GIVEN INSTRUCTION ▸ Using the records provided below, locate and copy each line that contains the word "Find".

[Records contained in a dataset]
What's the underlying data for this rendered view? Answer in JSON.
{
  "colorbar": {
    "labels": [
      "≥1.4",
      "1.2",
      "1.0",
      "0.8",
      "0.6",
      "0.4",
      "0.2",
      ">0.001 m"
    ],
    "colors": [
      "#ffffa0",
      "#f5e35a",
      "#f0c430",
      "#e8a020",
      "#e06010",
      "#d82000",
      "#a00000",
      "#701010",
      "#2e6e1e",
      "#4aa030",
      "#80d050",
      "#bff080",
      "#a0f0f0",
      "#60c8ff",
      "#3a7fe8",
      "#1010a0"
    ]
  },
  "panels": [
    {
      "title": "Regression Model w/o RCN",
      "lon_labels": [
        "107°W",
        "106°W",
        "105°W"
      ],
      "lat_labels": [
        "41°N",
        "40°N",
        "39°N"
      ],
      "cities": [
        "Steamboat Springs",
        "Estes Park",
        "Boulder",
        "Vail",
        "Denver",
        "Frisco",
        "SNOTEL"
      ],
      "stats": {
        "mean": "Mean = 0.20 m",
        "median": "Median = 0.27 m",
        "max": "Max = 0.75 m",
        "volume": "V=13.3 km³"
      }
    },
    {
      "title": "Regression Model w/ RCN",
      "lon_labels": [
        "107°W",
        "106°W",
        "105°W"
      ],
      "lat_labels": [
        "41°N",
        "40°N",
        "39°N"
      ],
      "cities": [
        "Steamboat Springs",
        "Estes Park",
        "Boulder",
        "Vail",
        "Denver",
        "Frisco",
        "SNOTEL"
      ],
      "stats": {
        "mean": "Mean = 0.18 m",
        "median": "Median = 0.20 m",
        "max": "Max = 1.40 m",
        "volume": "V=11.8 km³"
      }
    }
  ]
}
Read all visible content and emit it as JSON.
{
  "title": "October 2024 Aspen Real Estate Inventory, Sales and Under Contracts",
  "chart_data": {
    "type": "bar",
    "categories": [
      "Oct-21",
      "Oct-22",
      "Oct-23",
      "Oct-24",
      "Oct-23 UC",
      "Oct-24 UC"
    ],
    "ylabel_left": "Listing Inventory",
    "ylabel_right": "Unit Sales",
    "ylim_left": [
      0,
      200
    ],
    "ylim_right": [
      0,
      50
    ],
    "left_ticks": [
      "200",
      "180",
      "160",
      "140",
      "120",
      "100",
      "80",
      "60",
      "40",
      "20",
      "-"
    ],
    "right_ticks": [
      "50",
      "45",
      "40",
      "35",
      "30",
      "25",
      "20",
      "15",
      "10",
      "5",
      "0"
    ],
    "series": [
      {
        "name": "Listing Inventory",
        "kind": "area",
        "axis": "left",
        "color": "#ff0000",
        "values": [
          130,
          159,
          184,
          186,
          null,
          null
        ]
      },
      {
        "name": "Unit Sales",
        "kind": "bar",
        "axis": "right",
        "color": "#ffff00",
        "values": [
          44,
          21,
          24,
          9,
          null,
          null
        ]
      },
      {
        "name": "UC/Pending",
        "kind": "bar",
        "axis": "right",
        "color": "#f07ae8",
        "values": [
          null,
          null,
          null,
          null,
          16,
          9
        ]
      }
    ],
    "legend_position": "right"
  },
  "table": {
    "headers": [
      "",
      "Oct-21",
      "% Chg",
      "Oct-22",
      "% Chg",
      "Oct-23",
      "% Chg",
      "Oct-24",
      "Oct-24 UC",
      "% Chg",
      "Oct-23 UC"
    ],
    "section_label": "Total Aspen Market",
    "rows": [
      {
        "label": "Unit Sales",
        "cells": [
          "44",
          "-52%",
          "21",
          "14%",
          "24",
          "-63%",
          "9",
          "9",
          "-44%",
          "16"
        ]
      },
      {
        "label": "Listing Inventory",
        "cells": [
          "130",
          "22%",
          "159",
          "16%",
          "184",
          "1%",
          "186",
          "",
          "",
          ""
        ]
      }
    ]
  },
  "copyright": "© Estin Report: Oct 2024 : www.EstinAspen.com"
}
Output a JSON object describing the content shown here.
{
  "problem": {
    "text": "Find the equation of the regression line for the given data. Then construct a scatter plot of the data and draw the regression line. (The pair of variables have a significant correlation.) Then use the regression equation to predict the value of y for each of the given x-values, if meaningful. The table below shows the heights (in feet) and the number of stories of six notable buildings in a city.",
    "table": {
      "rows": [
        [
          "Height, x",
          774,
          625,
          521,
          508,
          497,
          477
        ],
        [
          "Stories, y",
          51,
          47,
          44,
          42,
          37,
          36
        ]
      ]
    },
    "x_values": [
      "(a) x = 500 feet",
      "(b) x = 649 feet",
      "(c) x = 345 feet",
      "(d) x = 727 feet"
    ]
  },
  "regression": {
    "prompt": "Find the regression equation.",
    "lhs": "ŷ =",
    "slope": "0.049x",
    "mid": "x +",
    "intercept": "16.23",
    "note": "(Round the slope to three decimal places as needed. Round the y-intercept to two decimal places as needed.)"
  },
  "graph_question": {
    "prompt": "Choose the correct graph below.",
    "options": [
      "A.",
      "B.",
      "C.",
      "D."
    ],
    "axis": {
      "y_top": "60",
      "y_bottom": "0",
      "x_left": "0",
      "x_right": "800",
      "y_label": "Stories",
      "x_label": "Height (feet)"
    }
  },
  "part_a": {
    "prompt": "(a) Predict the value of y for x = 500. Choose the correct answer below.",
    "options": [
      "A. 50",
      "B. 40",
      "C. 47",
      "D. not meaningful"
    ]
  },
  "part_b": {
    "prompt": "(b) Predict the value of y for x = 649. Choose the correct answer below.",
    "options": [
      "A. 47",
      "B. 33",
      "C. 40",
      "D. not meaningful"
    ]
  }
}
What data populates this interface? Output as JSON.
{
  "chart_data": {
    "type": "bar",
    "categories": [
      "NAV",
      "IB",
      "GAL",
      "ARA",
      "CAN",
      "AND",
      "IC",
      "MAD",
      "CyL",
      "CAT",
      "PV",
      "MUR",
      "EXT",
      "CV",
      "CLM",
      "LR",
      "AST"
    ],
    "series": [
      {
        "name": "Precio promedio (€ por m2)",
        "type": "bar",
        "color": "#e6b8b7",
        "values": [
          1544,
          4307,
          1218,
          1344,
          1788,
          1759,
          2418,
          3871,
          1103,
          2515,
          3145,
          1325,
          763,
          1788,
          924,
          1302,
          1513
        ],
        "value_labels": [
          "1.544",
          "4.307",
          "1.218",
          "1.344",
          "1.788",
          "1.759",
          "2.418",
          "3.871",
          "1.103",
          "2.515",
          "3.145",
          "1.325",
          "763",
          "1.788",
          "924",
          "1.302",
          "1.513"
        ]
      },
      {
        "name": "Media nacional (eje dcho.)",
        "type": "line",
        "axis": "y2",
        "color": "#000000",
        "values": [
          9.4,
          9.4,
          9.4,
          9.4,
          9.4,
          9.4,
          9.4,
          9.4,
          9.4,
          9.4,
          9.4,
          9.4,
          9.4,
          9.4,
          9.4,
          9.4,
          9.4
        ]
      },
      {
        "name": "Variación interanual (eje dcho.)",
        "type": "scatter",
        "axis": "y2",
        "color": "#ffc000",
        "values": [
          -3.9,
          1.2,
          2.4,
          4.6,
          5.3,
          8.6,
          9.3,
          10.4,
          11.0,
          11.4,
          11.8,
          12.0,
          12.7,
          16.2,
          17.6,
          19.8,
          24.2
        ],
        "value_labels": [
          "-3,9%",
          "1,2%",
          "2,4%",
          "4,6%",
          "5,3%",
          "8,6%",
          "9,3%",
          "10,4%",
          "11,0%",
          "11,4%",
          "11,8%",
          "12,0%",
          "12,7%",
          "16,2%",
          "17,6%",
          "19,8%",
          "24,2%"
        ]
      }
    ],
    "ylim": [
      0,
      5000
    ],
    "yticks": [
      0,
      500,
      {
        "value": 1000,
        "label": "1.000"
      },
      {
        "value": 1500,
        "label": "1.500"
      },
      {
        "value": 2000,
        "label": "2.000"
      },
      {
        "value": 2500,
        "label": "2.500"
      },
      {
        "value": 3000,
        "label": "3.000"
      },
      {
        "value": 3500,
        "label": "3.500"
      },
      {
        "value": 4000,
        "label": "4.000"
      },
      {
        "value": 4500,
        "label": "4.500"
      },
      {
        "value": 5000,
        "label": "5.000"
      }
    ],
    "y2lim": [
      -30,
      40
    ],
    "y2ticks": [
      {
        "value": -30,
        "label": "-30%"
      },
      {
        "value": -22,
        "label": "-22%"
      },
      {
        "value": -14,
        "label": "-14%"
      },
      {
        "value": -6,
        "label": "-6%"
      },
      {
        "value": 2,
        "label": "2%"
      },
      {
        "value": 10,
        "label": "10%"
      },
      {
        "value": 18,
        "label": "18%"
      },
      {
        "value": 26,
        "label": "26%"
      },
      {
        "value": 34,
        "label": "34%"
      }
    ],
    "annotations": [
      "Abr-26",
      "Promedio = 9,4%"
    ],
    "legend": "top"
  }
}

THE SOLUTION ▸
    "text": "Find the equation of the regression line for the given data. Then construct a scatter plot of the data and draw the regression line. (The pair of variables have a significant correlation.) Then use the regression equation to predict the value of y for each of the given x-values, if meaningful. The table below shows the heights (in feet) and the number of stories of six notable buildings in a city.",
    "prompt": "Find the regression equation.",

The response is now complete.